---- Textabschnitt

Regelmäßig stellt sich bei einer Berichterstattung in den Medien, welche ggf. Persönlichkeitsrechte verletzt, die Frage, ob es sinnvoll ist rechtliche Maßnahmen zu ergreifen. Im folgenden soll ein kurzer Überblick über die wichtigsten Fragen in diesem Zusammenhang gegeben werden.
A. Berichterstattung und Äußerungen in den Medien
1. Meinung oder Tatsachenbehauptung
Zunächst muss unterschieden werden, welche Art von Äußerung vorliegt. Dabei sind Äußerungen nicht nur das gesprochene oder gedruckte Wort. Umfasst ist alles, was dargestellt oder auch gesendet wird. Um klären zu können, welche Ansprüche gegen die Äußerung in Betracht kommen, ist zu unterscheiden, ob es sich um eine Meinungsäußerung oder eine Tatsachenbehauptung handelt.
1.1. Tatsachenbehauptung
Eine Tatsachenbehauptung ist gegeben, wenn der Gehalt der Äußerung entsprechend dem Verständnis eines Durchschnittempfängers der objektiven Klärung/einem objektiven Beweis zugänglich ist.
1.2. Meinung
Von einer Meinungsäußerung (Werturteil) geht man aus, wenn die Äußerung für den Empfänger als subjektive Meinung des Äußernden erkennbar ist. Sie ist durch die Elemente des Dafürhaltens oder des Meinens geprägt.

--------

Aufgabenstellung:
Beantworten Sie diese Fragen zum Text über Persönlichkeitsrechte in der Medienberichterstattung:
(a) Was zählt außer dem gesprochenen oder gedruckten Wort ebenfalls als Äußerung?
(b) Unter welcher Voraussetzung liegt eine Tatsachenbehauptung vor?
(c) Durch welche Elemente ist eine Meinungsäußerung geprägt?
Das Material stammt aus einer anderen Quelle.

---- Materialübersicht

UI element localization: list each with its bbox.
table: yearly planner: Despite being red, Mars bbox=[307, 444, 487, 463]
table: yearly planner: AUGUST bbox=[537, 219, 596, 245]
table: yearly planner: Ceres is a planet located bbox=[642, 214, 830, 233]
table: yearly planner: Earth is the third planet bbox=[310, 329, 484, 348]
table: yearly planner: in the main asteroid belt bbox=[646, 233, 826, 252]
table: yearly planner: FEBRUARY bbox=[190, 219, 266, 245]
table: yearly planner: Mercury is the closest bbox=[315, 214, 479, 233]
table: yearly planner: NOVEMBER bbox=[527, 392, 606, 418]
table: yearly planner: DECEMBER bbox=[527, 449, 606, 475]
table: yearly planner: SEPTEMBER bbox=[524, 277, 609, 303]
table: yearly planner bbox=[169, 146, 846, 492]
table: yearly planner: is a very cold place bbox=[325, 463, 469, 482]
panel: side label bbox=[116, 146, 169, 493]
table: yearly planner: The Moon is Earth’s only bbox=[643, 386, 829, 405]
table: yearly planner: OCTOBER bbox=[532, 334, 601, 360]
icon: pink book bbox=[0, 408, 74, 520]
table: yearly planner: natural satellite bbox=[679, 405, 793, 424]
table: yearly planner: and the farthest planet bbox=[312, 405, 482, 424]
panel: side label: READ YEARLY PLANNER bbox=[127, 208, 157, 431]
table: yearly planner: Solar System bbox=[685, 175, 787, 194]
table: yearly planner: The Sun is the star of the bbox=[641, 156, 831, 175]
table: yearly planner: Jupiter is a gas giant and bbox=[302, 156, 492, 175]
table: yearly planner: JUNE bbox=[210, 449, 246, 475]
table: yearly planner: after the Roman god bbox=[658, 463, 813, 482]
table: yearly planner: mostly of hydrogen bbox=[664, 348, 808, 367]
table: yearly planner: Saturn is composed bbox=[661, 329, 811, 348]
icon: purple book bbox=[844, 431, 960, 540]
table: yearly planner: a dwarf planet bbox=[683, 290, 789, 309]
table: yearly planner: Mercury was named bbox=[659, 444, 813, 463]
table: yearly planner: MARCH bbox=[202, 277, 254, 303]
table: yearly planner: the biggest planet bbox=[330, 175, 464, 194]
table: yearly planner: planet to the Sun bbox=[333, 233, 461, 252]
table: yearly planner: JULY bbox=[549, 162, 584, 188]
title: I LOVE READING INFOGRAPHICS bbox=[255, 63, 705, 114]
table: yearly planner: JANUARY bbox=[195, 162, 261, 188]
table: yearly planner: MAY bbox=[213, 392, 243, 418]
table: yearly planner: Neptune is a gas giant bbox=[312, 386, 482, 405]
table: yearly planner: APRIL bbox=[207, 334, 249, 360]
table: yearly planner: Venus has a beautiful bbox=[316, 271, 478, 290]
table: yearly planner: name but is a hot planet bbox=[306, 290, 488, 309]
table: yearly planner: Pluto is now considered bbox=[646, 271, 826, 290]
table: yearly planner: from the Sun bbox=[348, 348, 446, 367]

--------

Ergebnis der Aufgabe:
(a) Alles, was dargestellt oder auch gesendet wird.
(b) Wenn der Gehalt der Äußerung nach dem Verständnis eines Durchschnittsempfängers einer objektiven Klärung oder einem objektiven Beweis zugänglich ist.
(c) Durch die Elemente des Dafürhaltens oder des Meinens.